We deal with binary datasets within the FCA framework [10].
   A formal context is a triple K = (G, M, I), where G is a set of objects, M is
a set of attributes and I ⊆ G × M is the incidence relation, i.e., (g, m) ∈ I if
object g has attribute m.
                                ′
   Two derivation operators (·) are defined for A ⊆ G and B ⊆ M as follows:

        A′ = {m ∈ M | ∀g ∈ A : gIm} , B ′ = {g ∈ G | ∀m ∈ B : gIm} .

    For A ⊆ G, B ⊆ M , a pair (A, B) such that A′ = B and B ′ = A, is called
a formal concept, then A and B are closed sets and called extent and intent (or
closed itemsets), respectively.
    The (empirical or observed) probability of an itemset X ⊆ M is given by
P (X) = f r(X) = |X ′ |/|G|.

SHORT PROBLEM 1
In the formal concept analysis passage, what three parts make up a formal context?
SHORT PROBLEM 2
Rewrite the lines of the records, putting "clickable" wherever "interactable" appears and leaving everything else as it is.

DATA RECORDS
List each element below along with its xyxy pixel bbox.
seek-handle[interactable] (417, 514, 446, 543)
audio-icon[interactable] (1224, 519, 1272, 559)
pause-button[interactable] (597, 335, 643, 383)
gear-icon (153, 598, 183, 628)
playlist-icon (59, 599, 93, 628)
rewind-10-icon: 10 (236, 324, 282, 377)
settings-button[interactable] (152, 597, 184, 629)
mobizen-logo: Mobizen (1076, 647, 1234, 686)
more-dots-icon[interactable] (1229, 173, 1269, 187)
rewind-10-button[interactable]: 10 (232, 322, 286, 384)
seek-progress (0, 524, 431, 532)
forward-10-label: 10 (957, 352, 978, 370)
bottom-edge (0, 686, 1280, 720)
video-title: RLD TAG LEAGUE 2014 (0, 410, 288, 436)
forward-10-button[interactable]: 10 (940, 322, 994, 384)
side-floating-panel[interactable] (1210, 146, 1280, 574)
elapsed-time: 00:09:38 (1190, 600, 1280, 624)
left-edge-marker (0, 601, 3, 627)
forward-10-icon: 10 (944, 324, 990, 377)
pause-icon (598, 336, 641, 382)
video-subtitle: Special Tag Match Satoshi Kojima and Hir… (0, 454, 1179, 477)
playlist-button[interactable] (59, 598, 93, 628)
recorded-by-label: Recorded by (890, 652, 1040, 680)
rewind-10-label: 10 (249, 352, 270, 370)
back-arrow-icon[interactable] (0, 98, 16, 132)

FULL OUTPUT 1
A set of objects G, a set of attributes M, and the incidence relation I.

FULL OUTPUT 2
List each element below along with its xyxy pixel bbox.
seek-handle[clickable] (417, 514, 446, 543)
audio-icon[clickable] (1224, 519, 1272, 559)
pause-button[clickable] (597, 335, 643, 383)
gear-icon (153, 598, 183, 628)
playlist-icon (59, 599, 93, 628)
rewind-10-icon: 10 (236, 324, 282, 377)
settings-button[clickable] (152, 597, 184, 629)
mobizen-logo: Mobizen (1076, 647, 1234, 686)
more-dots-icon[clickable] (1229, 173, 1269, 187)
rewind-10-button[clickable]: 10 (232, 322, 286, 384)
seek-progress (0, 524, 431, 532)
forward-10-label: 10 (957, 352, 978, 370)
bottom-edge (0, 686, 1280, 720)
video-title: RLD TAG LEAGUE 2014 (0, 410, 288, 436)
forward-10-button[clickable]: 10 (940, 322, 994, 384)
side-floating-panel[clickable] (1210, 146, 1280, 574)
elapsed-time: 00:09:38 (1190, 600, 1280, 624)
left-edge-marker (0, 601, 3, 627)
forward-10-icon: 10 (944, 324, 990, 377)
pause-icon (598, 336, 641, 382)
video-subtitle: Special Tag Match Satoshi Kojima and Hir… (0, 454, 1179, 477)
playlist-button[clickable] (59, 598, 93, 628)
recorded-by-label: Recorded by (890, 652, 1040, 680)
rewind-10-label: 10 (249, 352, 270, 370)
back-arrow-icon[clickable] (0, 98, 16, 132)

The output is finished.